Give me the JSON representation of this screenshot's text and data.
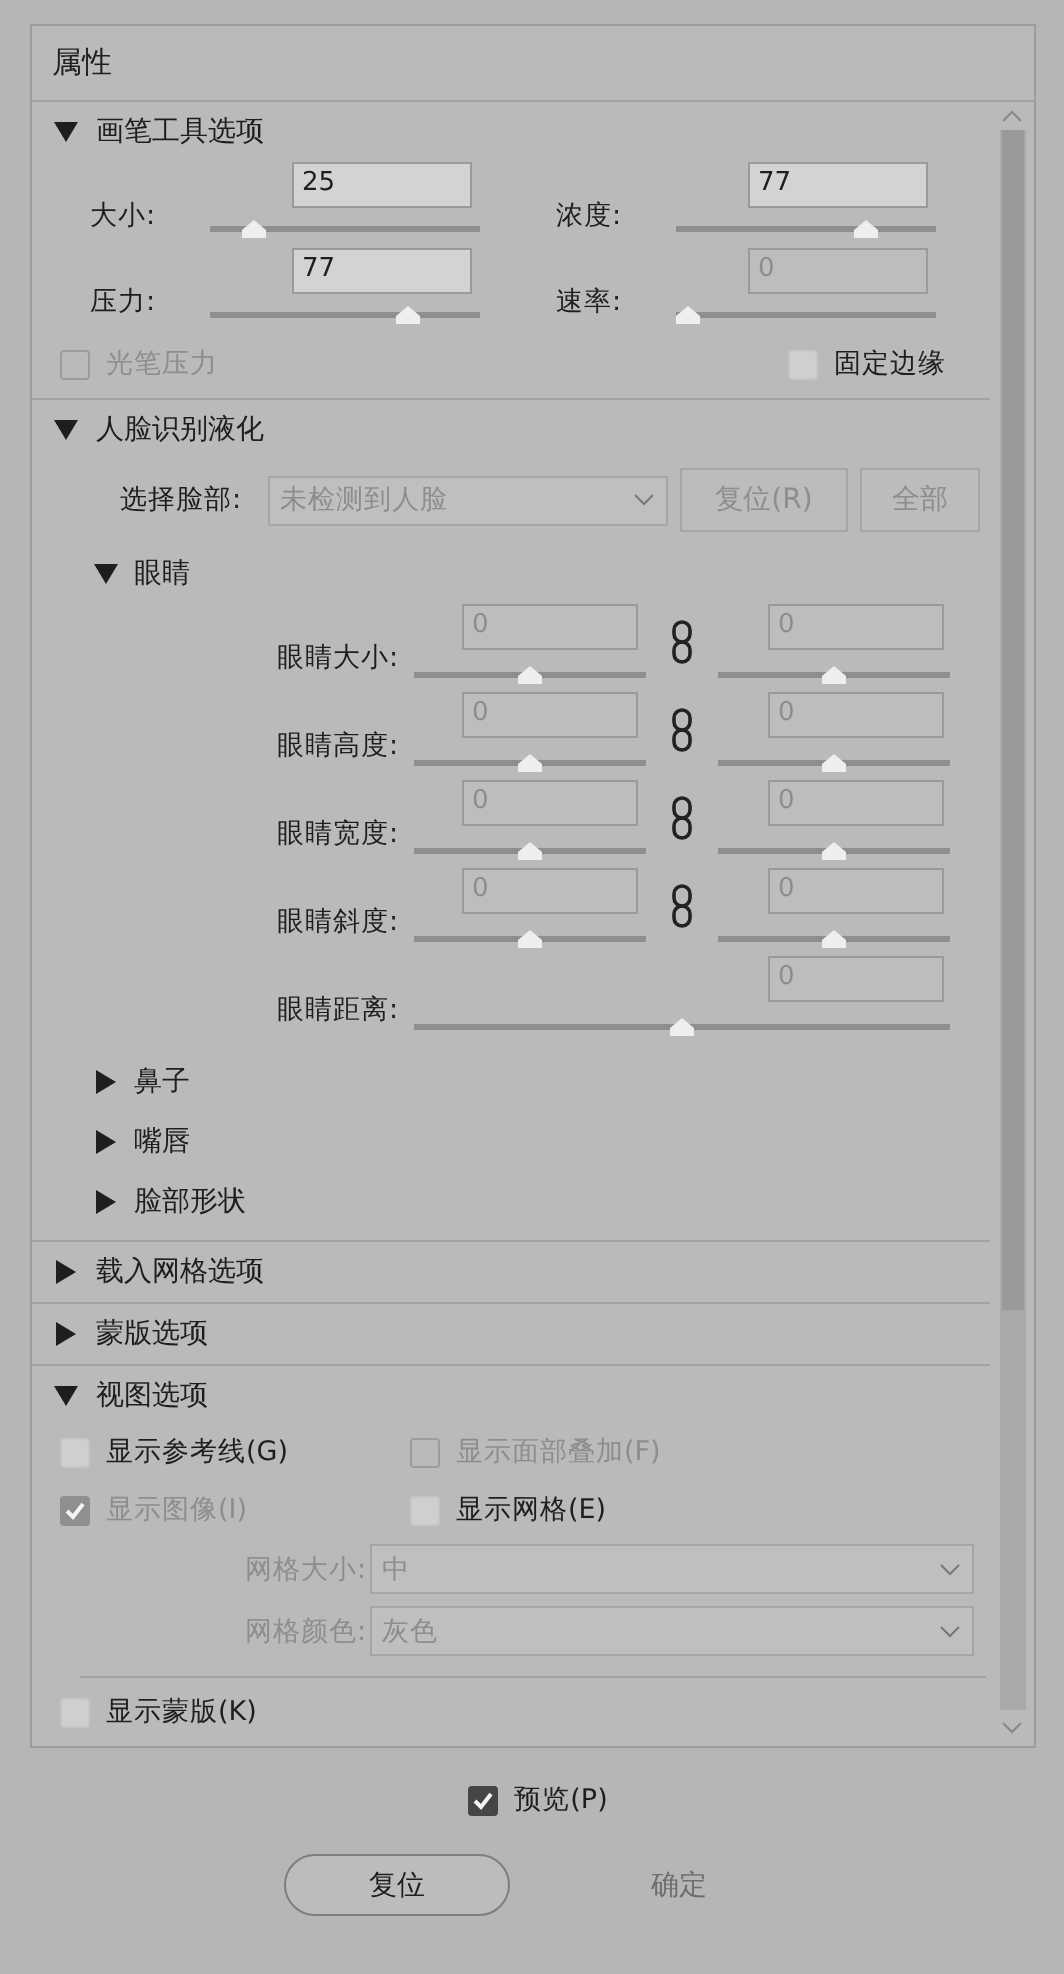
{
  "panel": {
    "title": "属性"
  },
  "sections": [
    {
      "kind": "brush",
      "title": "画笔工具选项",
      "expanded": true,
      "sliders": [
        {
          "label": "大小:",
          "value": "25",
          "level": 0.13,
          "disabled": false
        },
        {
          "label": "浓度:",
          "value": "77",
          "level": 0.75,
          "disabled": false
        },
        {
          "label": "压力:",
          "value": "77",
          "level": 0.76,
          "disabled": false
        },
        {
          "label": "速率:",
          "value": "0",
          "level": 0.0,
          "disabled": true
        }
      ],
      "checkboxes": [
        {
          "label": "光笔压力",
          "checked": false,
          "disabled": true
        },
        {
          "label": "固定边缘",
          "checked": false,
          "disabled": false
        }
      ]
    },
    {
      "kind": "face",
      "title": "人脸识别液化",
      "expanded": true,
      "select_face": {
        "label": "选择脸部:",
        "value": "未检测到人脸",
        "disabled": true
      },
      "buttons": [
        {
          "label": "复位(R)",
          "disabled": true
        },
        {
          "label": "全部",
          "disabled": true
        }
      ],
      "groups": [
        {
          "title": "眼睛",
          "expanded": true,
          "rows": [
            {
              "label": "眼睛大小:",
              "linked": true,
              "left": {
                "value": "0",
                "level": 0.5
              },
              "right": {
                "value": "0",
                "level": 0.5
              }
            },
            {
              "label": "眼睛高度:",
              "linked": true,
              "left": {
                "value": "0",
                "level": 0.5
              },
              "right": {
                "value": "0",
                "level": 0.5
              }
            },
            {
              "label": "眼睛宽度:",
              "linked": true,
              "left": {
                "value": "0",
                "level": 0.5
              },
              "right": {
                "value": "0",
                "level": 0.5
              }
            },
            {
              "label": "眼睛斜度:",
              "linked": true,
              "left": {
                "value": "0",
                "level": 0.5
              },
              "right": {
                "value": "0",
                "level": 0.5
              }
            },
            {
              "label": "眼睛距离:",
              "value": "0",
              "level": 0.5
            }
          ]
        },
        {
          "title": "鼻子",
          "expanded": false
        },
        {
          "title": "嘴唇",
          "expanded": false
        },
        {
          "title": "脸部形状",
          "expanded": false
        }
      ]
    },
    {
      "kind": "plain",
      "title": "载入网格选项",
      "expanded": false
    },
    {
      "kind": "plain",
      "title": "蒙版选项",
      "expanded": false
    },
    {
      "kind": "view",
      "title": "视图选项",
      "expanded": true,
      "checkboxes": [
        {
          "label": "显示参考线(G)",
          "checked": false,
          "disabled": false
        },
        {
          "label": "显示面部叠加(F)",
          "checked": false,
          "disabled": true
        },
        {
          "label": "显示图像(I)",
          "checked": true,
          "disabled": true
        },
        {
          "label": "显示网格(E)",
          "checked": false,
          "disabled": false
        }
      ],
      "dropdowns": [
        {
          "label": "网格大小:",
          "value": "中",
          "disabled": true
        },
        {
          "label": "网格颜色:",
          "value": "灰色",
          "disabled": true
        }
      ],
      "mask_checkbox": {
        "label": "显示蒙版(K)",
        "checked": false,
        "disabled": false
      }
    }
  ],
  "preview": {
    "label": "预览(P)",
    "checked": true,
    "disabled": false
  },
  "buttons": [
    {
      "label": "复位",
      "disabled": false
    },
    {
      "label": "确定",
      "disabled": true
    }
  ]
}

============================================================

• Aim
Report all lines of the data that include the word "kind".

• Answer
      "kind": "brush",
      "kind": "face",
      "kind": "plain",
      "kind": "plain",
      "kind": "view",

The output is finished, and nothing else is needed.